» Your goal: Show all lines holding "identifiers".

· · ·

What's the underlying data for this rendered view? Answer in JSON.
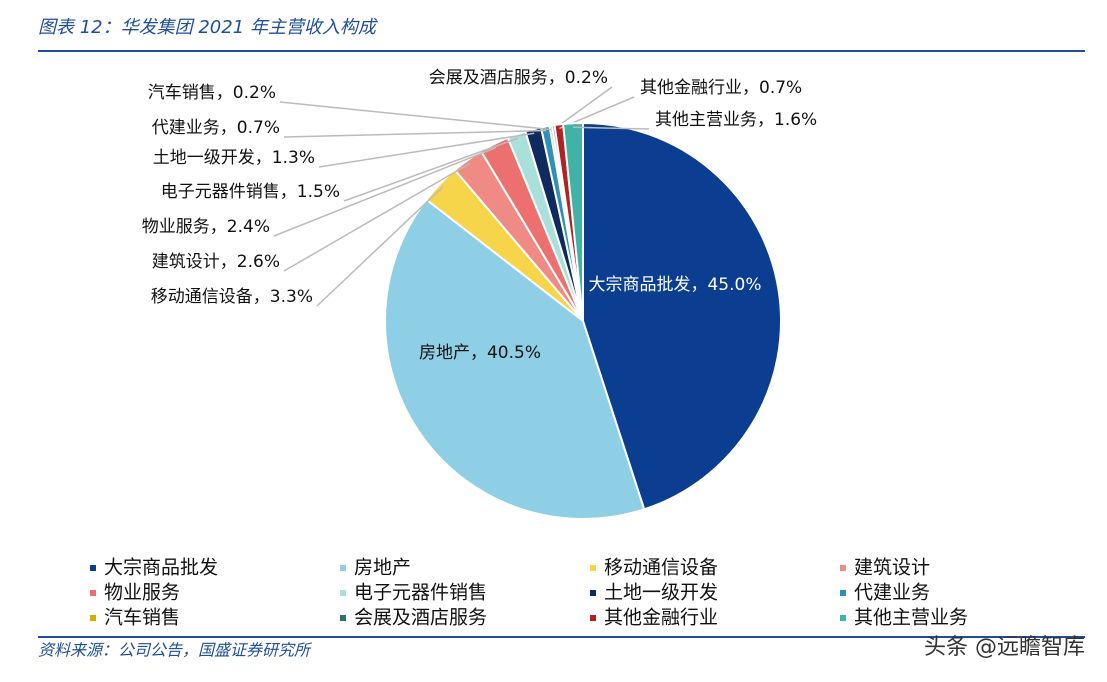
{
  "chart_data": {
    "type": "pie",
    "title": "图表 12：华发集团 2021 年主营收入构成",
    "source": "资料来源：公司公告，国盛证券研究所",
    "watermark": "头条 @远瞻智库",
    "categories": [
      "大宗商品批发",
      "房地产",
      "移动通信设备",
      "建筑设计",
      "物业服务",
      "电子元器件销售",
      "土地一级开发",
      "代建业务",
      "汽车销售",
      "会展及酒店服务",
      "其他金融行业",
      "其他主营业务"
    ],
    "values": [
      45.0,
      40.5,
      3.3,
      2.6,
      2.4,
      1.5,
      1.3,
      0.7,
      0.2,
      0.2,
      0.7,
      1.6
    ],
    "value_labels": [
      "大宗商品批发，45.0%",
      "房地产，40.5%",
      "移动通信设备，3.3%",
      "建筑设计，2.6%",
      "物业服务，2.4%",
      "电子元器件销售，1.5%",
      "土地一级开发，1.3%",
      "代建业务，0.7%",
      "汽车销售，0.2%",
      "会展及酒店服务，0.2%",
      "其他金融行业，0.7%",
      "其他主营业务，1.6%"
    ],
    "colors": [
      "#0b3d91",
      "#8fcfe6",
      "#f6d54a",
      "#f08a84",
      "#ec7070",
      "#a9e0dc",
      "#0e2a5e",
      "#2e8fb8",
      "#d4ae00",
      "#2f6f6f",
      "#b22222",
      "#40b3a6"
    ]
  }
}
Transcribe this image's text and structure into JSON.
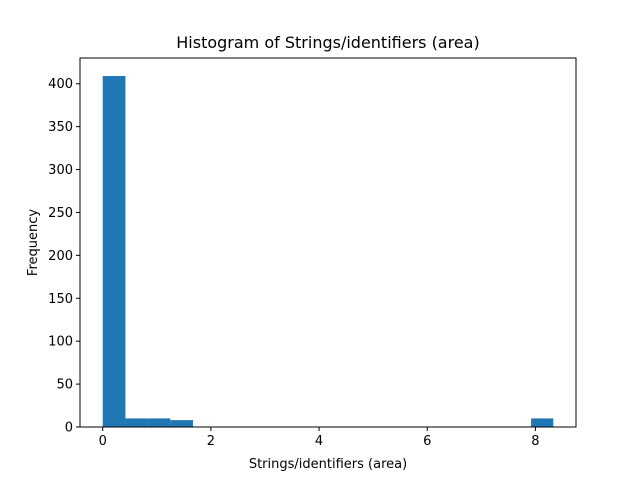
{
  "chart_data": {
    "type": "bar",
    "title": "Histogram of Strings/identifiers (area)",
    "xlabel": "Strings/identifiers (area)",
    "ylabel": "Frequency",
    "bins": [
      {
        "x0": 0.0,
        "x1": 0.42,
        "count": 409
      },
      {
        "x0": 0.42,
        "x1": 0.83,
        "count": 10
      },
      {
        "x0": 0.83,
        "x1": 1.25,
        "count": 10
      },
      {
        "x0": 1.25,
        "x1": 1.67,
        "count": 8
      },
      {
        "x0": 7.92,
        "x1": 8.33,
        "count": 10
      }
    ],
    "xlim": [
      -0.42,
      8.75
    ],
    "ylim": [
      0,
      430
    ],
    "xticks": [
      0,
      2,
      4,
      6,
      8
    ],
    "yticks": [
      0,
      50,
      100,
      150,
      200,
      250,
      300,
      350,
      400
    ],
    "grid": false,
    "bar_color": "#1f77b4"
  }
}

· · ·

» Expected answer:
    "title": "Histogram of Strings/identifiers (area)",
    "xlabel": "Strings/identifiers (area)",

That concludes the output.